Requirements:
Identify every line containing the word "Rota" and reproduce each one.

=====

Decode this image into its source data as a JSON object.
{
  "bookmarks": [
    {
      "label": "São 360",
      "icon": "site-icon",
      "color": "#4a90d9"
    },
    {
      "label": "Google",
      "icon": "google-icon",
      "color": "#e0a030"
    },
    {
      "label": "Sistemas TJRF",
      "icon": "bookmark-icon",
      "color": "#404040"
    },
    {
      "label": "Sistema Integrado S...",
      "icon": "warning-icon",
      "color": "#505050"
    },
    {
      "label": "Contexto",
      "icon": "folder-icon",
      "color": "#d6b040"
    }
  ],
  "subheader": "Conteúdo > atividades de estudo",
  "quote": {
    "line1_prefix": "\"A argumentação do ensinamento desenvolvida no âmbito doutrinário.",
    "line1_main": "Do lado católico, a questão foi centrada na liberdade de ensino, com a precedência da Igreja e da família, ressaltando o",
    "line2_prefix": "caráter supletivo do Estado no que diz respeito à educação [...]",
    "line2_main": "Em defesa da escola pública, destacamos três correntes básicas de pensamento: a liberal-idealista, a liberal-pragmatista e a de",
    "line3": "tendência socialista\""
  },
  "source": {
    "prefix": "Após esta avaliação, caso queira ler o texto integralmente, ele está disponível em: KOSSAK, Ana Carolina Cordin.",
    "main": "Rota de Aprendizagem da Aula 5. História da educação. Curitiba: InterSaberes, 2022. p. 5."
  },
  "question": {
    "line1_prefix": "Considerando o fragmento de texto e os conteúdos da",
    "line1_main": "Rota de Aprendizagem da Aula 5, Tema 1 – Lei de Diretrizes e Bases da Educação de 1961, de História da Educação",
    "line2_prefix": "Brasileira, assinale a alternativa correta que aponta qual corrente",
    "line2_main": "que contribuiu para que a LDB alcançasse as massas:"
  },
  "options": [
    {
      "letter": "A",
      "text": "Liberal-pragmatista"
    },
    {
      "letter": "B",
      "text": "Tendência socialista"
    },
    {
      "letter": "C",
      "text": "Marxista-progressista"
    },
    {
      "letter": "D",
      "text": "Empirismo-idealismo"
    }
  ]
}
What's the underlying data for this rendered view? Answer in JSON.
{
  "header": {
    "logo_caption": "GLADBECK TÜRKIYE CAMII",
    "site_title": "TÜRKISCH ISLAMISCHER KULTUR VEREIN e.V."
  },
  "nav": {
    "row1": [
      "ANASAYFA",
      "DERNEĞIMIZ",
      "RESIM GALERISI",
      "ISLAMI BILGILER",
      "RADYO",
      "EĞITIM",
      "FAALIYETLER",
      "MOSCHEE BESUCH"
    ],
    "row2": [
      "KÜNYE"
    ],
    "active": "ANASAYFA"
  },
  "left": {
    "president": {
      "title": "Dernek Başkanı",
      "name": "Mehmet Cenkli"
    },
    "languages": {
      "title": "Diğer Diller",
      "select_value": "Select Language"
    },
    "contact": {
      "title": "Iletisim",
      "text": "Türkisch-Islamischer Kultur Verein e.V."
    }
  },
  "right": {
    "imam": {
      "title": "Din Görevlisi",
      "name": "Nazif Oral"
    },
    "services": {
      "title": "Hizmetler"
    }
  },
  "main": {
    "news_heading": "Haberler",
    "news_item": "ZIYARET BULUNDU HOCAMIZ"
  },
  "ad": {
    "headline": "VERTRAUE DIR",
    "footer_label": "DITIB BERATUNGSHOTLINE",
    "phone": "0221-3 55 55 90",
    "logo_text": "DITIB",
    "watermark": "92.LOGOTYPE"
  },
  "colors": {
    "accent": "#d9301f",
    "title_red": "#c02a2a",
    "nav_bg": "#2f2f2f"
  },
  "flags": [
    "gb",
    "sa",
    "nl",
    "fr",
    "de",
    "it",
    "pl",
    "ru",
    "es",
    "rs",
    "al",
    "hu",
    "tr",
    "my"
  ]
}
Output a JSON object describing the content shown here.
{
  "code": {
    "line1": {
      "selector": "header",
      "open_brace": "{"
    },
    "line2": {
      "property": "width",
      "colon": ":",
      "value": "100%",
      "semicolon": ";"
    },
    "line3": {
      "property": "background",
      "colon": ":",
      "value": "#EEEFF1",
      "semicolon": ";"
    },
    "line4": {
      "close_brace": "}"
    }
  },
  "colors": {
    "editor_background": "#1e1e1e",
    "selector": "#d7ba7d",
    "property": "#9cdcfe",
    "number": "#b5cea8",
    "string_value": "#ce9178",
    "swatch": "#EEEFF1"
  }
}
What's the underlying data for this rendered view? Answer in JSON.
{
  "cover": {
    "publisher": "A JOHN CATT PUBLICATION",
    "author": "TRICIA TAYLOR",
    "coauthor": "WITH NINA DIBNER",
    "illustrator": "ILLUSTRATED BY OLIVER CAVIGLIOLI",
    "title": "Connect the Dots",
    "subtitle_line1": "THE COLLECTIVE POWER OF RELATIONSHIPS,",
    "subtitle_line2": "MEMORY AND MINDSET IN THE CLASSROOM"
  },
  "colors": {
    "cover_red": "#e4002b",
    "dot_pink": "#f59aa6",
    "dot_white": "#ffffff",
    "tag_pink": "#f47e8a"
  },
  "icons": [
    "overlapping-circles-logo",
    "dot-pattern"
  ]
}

=====

Answer to the problem:
    "main": "Rota de Aprendizagem da Aula 5. História da educação. Curitiba: InterSaberes, 2022. p. 5."
    "line1_main": "Rota de Aprendizagem da Aula 5, Tema 1 – Lei de Diretrizes e Bases da Educação de 1961, de História da Educação",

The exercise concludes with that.